**Problem description**
State how many lines of the entries below contain the word "alignment". Give only the number.

**Data extract**
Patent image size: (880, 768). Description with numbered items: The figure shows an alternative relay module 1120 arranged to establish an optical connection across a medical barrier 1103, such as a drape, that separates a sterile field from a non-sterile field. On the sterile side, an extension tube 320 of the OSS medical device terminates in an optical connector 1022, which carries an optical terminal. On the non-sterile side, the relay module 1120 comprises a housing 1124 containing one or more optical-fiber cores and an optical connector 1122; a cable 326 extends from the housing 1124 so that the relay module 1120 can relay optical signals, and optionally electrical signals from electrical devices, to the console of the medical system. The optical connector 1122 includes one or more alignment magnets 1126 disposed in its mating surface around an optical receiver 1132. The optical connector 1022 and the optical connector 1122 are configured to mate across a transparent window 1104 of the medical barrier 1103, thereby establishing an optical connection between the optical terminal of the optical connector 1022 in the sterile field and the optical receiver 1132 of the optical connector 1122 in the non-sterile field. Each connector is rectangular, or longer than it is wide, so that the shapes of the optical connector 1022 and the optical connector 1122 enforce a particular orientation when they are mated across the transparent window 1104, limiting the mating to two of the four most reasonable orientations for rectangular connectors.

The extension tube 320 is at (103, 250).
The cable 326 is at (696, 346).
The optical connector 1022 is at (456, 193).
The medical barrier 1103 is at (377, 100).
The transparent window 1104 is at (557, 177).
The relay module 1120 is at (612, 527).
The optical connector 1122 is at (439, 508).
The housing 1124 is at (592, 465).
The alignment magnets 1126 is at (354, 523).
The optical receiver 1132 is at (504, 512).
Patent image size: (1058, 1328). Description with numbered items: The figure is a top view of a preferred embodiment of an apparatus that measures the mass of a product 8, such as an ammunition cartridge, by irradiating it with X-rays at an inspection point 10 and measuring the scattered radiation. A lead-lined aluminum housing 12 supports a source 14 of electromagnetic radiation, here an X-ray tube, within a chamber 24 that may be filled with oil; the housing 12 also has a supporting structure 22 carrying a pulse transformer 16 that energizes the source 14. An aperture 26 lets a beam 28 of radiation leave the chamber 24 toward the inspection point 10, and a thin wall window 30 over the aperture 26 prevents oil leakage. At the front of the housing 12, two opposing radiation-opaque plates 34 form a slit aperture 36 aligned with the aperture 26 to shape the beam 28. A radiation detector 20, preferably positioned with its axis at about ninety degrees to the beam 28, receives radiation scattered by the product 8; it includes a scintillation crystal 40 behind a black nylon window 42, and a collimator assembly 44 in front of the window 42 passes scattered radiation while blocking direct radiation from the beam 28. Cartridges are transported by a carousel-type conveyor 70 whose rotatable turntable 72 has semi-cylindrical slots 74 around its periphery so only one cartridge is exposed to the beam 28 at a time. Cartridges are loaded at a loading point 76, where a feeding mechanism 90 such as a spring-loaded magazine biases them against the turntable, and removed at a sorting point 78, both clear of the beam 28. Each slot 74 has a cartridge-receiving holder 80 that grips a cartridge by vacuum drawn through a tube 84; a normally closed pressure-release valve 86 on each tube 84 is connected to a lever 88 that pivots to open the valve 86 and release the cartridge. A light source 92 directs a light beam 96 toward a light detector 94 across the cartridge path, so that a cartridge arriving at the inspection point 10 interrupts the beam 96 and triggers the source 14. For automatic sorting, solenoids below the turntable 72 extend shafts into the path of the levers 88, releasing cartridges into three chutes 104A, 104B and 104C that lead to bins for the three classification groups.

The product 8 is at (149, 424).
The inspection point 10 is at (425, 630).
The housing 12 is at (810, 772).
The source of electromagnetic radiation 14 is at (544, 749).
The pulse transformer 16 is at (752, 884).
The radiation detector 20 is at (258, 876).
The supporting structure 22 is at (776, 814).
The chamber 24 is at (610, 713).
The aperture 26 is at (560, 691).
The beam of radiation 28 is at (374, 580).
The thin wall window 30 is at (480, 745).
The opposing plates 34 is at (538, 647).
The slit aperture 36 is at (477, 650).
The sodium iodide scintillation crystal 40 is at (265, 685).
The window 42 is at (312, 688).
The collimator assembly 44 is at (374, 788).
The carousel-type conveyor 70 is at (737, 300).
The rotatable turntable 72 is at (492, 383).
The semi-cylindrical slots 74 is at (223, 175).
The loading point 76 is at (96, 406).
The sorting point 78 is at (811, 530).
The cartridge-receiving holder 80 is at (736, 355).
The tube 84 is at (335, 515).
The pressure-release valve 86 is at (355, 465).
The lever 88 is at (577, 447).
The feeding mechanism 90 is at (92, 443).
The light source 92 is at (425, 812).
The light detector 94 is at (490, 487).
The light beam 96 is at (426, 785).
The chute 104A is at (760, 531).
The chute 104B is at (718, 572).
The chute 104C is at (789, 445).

**Task result**
2